Stored items
****************
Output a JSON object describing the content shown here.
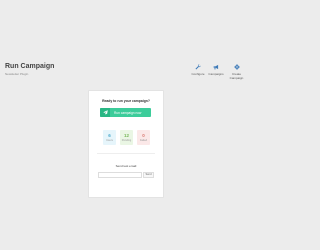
{
  "header": {
    "title": "Run Campaign",
    "subtitle": "Newsletter Plugin"
  },
  "toolbar": {
    "items": [
      {
        "label": "Configure",
        "icon": "wrench-icon"
      },
      {
        "label": "Campaigns",
        "icon": "megaphone-icon"
      },
      {
        "label": "Create Campaign",
        "icon": "gear-icon"
      }
    ]
  },
  "run_panel": {
    "heading": "Ready to run your campaign?",
    "button_label": "Run campaign now",
    "button_icon": "paper-plane-icon",
    "accent_color": "#3ccc9a"
  },
  "stats": [
    {
      "value": "6",
      "label": "Users",
      "color": "#4aa8cc"
    },
    {
      "value": "12",
      "label": "Pending",
      "color": "#77b85a"
    },
    {
      "value": "0",
      "label": "Failed",
      "color": "#d9776f"
    }
  ],
  "test_email": {
    "heading": "Send test email",
    "value": "",
    "placeholder": "",
    "send_label": "Send"
  }
}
****************
REQUIRED WORK: Write the material out again exactly as it appears, dropping the pictures.

RIGHT ANSWER:
Output a JSON object describing the content shown here.
{
  "header": {
    "title": "Run Campaign",
    "subtitle": "Newsletter Plugin"
  },
  "toolbar": {
    "items": [
      {
        "label": "Configure",
        "icon": "wrench-icon"
      },
      {
        "label": "Campaigns",
        "icon": "megaphone-icon"
      },
      {
        "label": "Create Campaign",
        "icon": "gear-icon"
      }
    ]
  },
  "run_panel": {
    "heading": "Ready to run your campaign?",
    "button_label": "Run campaign now",
    "button_icon": "paper-plane-icon",
    "accent_color": "#3ccc9a"
  },
  "stats": [
    {
      "value": "6",
      "label": "Users",
      "color": "#4aa8cc"
    },
    {
      "value": "12",
      "label": "Pending",
      "color": "#77b85a"
    },
    {
      "value": "0",
      "label": "Failed",
      "color": "#d9776f"
    }
  ],
  "test_email": {
    "heading": "Send test email",
    "value": "",
    "placeholder": "",
    "send_label": "Send"
  }
}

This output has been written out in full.